**Listed records:**
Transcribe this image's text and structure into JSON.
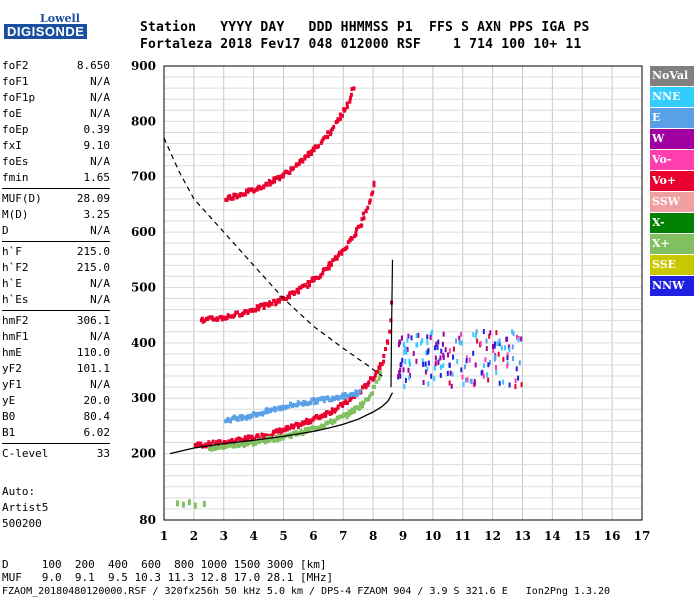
{
  "logo": {
    "line1": "Lowell",
    "line2": "DIGISONDE"
  },
  "header": {
    "labels": "Station   YYYY DAY   DDD HHMMSS P1  FFS S AXN PPS IGA PS",
    "values": "Fortaleza 2018 Fev17 048 012000 RSF    1 714 100 10+ 11"
  },
  "params": [
    [
      {
        "k": "foF2",
        "v": "8.650"
      },
      {
        "k": "foF1",
        "v": "N/A"
      },
      {
        "k": "foF1p",
        "v": "N/A"
      },
      {
        "k": "foE",
        "v": "N/A"
      },
      {
        "k": "foEp",
        "v": "0.39"
      },
      {
        "k": "fxI",
        "v": "9.10"
      },
      {
        "k": "foEs",
        "v": "N/A"
      },
      {
        "k": "fmin",
        "v": "1.65"
      }
    ],
    [
      {
        "k": "MUF(D)",
        "v": "28.09"
      },
      {
        "k": "M(D)",
        "v": "3.25"
      },
      {
        "k": "D",
        "v": "N/A"
      }
    ],
    [
      {
        "k": "h`F",
        "v": "215.0"
      },
      {
        "k": "h`F2",
        "v": "215.0"
      },
      {
        "k": "h`E",
        "v": "N/A"
      },
      {
        "k": "h`Es",
        "v": "N/A"
      }
    ],
    [
      {
        "k": "hmF2",
        "v": "306.1"
      },
      {
        "k": "hmF1",
        "v": "N/A"
      },
      {
        "k": "hmE",
        "v": "110.0"
      },
      {
        "k": "yF2",
        "v": "101.1"
      },
      {
        "k": "yF1",
        "v": "N/A"
      },
      {
        "k": "yE",
        "v": "20.0"
      },
      {
        "k": "B0",
        "v": "80.4"
      },
      {
        "k": "B1",
        "v": "6.02"
      }
    ],
    [
      {
        "k": "C-level",
        "v": "33"
      }
    ]
  ],
  "auto": {
    "line1": "Auto:",
    "line2": "Artist5",
    "line3": "500200"
  },
  "legend": [
    {
      "label": "NoVal",
      "color": "#808080"
    },
    {
      "label": "NNE",
      "color": "#33ccff"
    },
    {
      "label": "E",
      "color": "#5aa0e6"
    },
    {
      "label": "W",
      "color": "#a000a0"
    },
    {
      "label": "Vo-",
      "color": "#ff3fb0"
    },
    {
      "label": "Vo+",
      "color": "#e8002e"
    },
    {
      "label": "SSW",
      "color": "#f0a0a0"
    },
    {
      "label": "X-",
      "color": "#008000"
    },
    {
      "label": "X+",
      "color": "#80c060"
    },
    {
      "label": "SSE",
      "color": "#c8c800"
    },
    {
      "label": "NNW",
      "color": "#2020e0"
    }
  ],
  "chart_data": {
    "type": "scatter",
    "title": "",
    "xlabel": "",
    "ylabel": "",
    "xlim": [
      1,
      17
    ],
    "ylim": [
      80,
      900
    ],
    "x_ticks": [
      1,
      2,
      3,
      4,
      5,
      6,
      7,
      8,
      9,
      10,
      11,
      12,
      13,
      14,
      15,
      16,
      17
    ],
    "y_ticks": [
      80,
      200,
      300,
      400,
      500,
      600,
      700,
      800,
      900
    ],
    "grid": true,
    "traces": [
      {
        "name": "F2 O-trace",
        "color": "#e8002e",
        "x": [
          2.0,
          2.5,
          3.0,
          3.5,
          4.0,
          4.5,
          5.0,
          5.5,
          6.0,
          6.5,
          7.0,
          7.5,
          8.0,
          8.3,
          8.5,
          8.6
        ],
        "y": [
          215,
          217,
          220,
          224,
          229,
          235,
          243,
          252,
          263,
          275,
          290,
          310,
          340,
          370,
          420,
          500
        ]
      },
      {
        "name": "F2 X-trace",
        "color": "#80c060",
        "x": [
          2.5,
          3.0,
          3.5,
          4.0,
          4.5,
          5.0,
          5.5,
          6.0,
          6.5,
          7.0,
          7.5,
          7.8,
          8.0,
          8.2
        ],
        "y": [
          210,
          213,
          216,
          220,
          225,
          231,
          238,
          246,
          256,
          268,
          285,
          300,
          320,
          350
        ]
      },
      {
        "name": "2F2 trace",
        "color": "#e8002e",
        "x": [
          2.2,
          3.0,
          3.5,
          4.0,
          4.5,
          5.0,
          5.5,
          6.0,
          6.5,
          7.0,
          7.5,
          7.8,
          8.0
        ],
        "y": [
          440,
          446,
          453,
          461,
          470,
          481,
          496,
          515,
          540,
          570,
          610,
          650,
          690
        ]
      },
      {
        "name": "3F2 trace",
        "color": "#e8002e",
        "x": [
          3.0,
          3.5,
          4.0,
          4.5,
          5.0,
          5.5,
          6.0,
          6.5,
          7.0,
          7.3
        ],
        "y": [
          660,
          668,
          677,
          690,
          705,
          725,
          750,
          780,
          820,
          860
        ]
      },
      {
        "name": "Es E-echoes",
        "color": "#5aa0e6",
        "x": [
          3.0,
          4.0,
          5.0,
          6.0,
          7.0,
          7.5
        ],
        "y": [
          260,
          270,
          285,
          295,
          305,
          310
        ]
      }
    ],
    "spread": [
      {
        "x_from": 8.8,
        "x_to": 13.0,
        "y_from": 320,
        "y_to": 420
      }
    ],
    "profile_curve": {
      "x": [
        1.2,
        2.0,
        3.0,
        4.0,
        5.0,
        6.0,
        6.5,
        7.0,
        7.5,
        8.0,
        8.3,
        8.5,
        8.6,
        8.65
      ],
      "y": [
        200,
        210,
        218,
        224,
        231,
        240,
        246,
        253,
        262,
        275,
        285,
        295,
        305,
        310
      ]
    },
    "dashed_curve": {
      "x": [
        1.0,
        1.5,
        2.0,
        3.0,
        4.0,
        5.0,
        6.0,
        7.0,
        7.8,
        8.3
      ],
      "y": [
        770,
        710,
        660,
        600,
        540,
        480,
        430,
        390,
        360,
        340
      ]
    },
    "near_vertical": {
      "x": [
        8.6,
        8.62,
        8.65
      ],
      "y": [
        320,
        430,
        550
      ]
    },
    "low_echoes": {
      "x": [
        1.4,
        1.6,
        1.8,
        2.0,
        2.3
      ],
      "y": [
        110,
        108,
        112,
        106,
        109
      ]
    }
  },
  "footer": {
    "d_line": "D     100  200  400  600  800 1000 1500 3000 [km]",
    "muf_line": "MUF   9.0  9.1  9.5 10.3 11.3 12.8 17.0 28.1 [MHz]",
    "file_line": "FZAOM_20180480120000.RSF / 320fx256h 50 kHz 5.0 km / DPS-4 FZAOM 904 / 3.9 S 321.6 E   Ion2Png 1.3.20"
  }
}
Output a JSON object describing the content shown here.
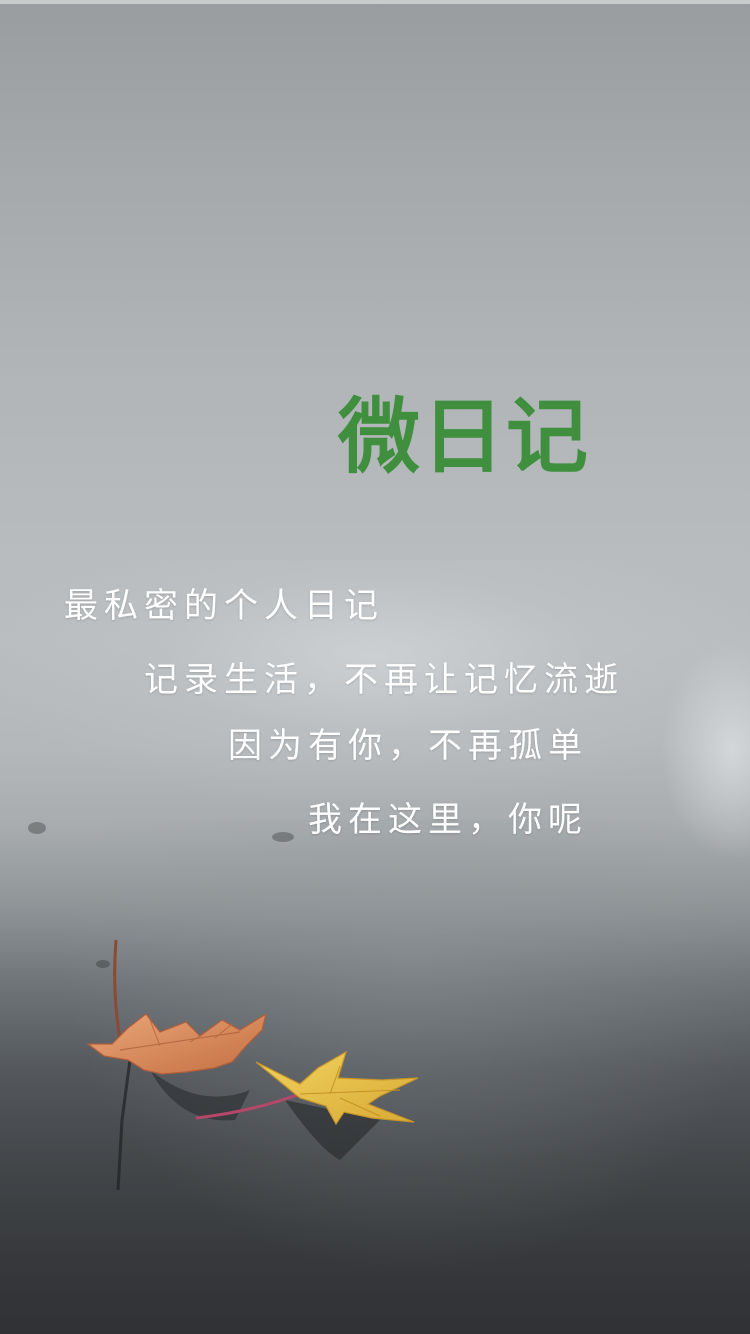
{
  "app": {
    "title": "微日记",
    "title_color": "#3f8f3f"
  },
  "tagline": {
    "lines": [
      "最私密的个人日记",
      "记录生活，不再让记忆流逝",
      "因为有你，不再孤单",
      "我在这里，你呢"
    ],
    "text_color": "#ffffff"
  },
  "background": {
    "sky_color": "#b7bbbd",
    "ground_color": "#37393c",
    "leaf_colors": [
      "#d98b5e",
      "#e8c24a"
    ]
  }
}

**Short exercise:** Copy each line of the preceding data that contains the string "JSON".

**The result:**
Transcribe this image's text and structure into JSON.
Output a JSON object describing the content shown here.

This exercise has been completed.